BRIEF A:
Answer these questions using the SoftBank article:
(i) How large was the Vision Fund when Masayoshi Son launched it?
(ii) How long was the plan Son claimed to have at that time?
(iii) What did Son say last year he was going into when the downturn was getting started?
BRIEF B: Return the part of the SoftBank article starting with "SoftBank's founder compared" and going on through "to revolutionize society.", copied word for word.

READING TEXT:
.....

SoftBank's founder compared himself to Jesus and Yoda. His tech fund lost a record $32 billion this year.
Tech2 min read
  • SoftBank's Vision Fund was meant to be the world's most powerful technology investor.
  • But the Saudi-backed fund reported full-year losses of $32 billion on Thursday.

When SoftBank founder Masayoshi Son launched his $100 billion Vision Fund over half a decade ago, the economy was sunny, startups were being sprayed with money and a new technology-led era was on the horizon. At the time, he claimed to have a 300-year plan.

The Vision Fund, backed by tens of billions of dollars of sovereign wealth money from the Gulf region, was meant to showcase the enormous might of technology companies, generating off-the-chart returns for investors by betting on founders with the verve to revolutionize society.

That apparently took the form of WeWork's Adam Neumann, the fantastical robot-pizza maker Zume, and the dog-walking app Wag.

But on Thursday, the Japanese conglomerate's technology investment unit reported a seismic $32 billion loss for its full year, as soaring interest rates, a raging war in Europe, and a general economic malaise weighed on earnings.

Son's ambitious, almost ludicrous, project may no longer be fit for purpose in a world that's returning to its senses.

SoftBank symbolized tech excess

Son, an eccentric CEO who has reportedly compared himself to Jesus and Yoda, has recognized for a while just how tough the economy has become.

When the downturn was getting started, the SoftBank chief declared last year that he was going into "defensive mode." His comment came after a pandemic software boom, which led to record profits for the company, went into reverse.

In reality, this has meant slowing down spending. Filings show Vision Fund investments totalled just $3.1 billion for the year versus $44.3 billion the previous year. Investors at SoftBank also resisted the urge to bet big on tech fads such as the metaverse and Web3.

.....

DATA SHOWN:

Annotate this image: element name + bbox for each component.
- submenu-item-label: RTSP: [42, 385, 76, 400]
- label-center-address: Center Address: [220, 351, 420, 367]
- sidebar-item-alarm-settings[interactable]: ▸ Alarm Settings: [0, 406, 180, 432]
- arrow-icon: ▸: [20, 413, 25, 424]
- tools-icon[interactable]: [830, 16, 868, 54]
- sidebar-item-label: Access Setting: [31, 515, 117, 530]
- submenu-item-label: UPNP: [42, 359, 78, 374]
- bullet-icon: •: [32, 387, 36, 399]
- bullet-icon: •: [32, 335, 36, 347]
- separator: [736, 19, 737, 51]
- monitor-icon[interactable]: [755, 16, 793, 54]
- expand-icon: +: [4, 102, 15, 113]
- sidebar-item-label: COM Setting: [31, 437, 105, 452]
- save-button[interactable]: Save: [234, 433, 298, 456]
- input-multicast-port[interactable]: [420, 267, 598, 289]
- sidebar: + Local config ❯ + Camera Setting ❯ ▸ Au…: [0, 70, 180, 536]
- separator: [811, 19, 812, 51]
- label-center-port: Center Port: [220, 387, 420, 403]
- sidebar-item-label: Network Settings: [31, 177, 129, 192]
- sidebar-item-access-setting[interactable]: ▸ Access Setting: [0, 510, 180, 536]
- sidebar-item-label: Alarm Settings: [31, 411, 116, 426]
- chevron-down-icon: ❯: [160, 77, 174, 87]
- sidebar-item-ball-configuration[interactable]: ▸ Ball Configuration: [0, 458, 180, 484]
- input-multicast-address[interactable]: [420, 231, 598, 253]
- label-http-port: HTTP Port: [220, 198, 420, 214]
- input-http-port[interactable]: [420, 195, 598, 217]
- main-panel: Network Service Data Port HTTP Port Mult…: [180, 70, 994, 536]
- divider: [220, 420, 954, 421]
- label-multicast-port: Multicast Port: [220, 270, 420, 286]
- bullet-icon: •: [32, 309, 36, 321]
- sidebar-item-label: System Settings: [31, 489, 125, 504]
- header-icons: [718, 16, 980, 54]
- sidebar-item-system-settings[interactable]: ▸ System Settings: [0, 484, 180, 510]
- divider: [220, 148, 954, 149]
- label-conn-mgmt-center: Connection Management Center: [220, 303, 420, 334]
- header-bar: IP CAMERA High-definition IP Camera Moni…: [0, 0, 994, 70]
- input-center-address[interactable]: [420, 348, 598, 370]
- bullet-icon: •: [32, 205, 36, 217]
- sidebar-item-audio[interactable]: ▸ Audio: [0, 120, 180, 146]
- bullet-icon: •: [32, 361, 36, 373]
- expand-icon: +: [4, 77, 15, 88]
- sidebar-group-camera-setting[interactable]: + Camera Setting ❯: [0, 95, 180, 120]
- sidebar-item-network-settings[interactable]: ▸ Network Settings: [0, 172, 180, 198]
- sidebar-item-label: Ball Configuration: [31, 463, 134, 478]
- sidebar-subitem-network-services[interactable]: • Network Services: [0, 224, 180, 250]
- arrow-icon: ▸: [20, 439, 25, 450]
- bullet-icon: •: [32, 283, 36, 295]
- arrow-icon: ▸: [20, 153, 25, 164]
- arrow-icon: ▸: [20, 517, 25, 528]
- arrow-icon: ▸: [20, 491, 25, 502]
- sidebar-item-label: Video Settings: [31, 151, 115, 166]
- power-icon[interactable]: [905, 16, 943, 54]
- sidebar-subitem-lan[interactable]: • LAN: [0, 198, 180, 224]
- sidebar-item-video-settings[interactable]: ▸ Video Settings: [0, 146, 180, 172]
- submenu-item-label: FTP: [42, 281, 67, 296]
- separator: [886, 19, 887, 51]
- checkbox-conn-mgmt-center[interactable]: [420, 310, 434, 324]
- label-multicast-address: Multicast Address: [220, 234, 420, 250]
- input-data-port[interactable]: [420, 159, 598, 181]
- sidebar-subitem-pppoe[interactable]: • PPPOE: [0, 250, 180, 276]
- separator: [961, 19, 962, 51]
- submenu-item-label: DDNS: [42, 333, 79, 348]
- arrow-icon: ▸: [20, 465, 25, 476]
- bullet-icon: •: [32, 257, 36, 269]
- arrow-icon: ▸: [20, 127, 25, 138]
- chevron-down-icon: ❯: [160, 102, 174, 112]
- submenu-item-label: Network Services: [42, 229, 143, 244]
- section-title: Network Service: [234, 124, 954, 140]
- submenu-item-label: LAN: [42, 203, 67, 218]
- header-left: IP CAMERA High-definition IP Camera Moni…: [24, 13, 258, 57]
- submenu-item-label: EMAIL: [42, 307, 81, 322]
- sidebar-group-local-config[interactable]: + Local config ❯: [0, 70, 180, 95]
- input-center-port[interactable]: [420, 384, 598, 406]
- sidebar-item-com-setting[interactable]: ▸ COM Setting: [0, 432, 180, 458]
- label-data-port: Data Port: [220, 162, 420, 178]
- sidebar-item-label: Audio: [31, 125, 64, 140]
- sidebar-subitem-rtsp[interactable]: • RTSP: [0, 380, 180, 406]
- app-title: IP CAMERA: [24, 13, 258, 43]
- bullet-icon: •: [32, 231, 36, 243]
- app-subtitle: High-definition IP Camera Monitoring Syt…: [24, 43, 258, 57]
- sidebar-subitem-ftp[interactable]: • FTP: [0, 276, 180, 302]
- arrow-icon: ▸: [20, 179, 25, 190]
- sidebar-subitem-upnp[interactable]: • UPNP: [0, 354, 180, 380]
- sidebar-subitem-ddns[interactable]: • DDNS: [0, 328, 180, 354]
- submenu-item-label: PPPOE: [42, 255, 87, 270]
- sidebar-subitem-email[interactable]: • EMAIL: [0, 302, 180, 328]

.....

OUTPUT A:
(i) $100 billion
(ii) 300 years
(iii) "defensive mode"

OUTPUT B:
SoftBank's founder compared himself to Jesus and Yoda. His tech fund lost a record $32 billion this year.
Tech2 min read
  • SoftBank's Vision Fund was meant to be the world's most powerful technology investor.
  • But the Saudi-backed fund reported full-year losses of $32 billion on Thursday.

When SoftBank founder Masayoshi Son launched his $100 billion Vision Fund over half a decade ago, the economy was sunny, startups were being sprayed with money and a new technology-led era was on the horizon. At the time, he claimed to have a 300-year plan.

The Vision Fund, backed by tens of billions of dollars of sovereign wealth money from the Gulf region, was meant to showcase the enormous might of technology companies, generating off-the-chart returns for investors by betting on founders with the verve to revolutionize society.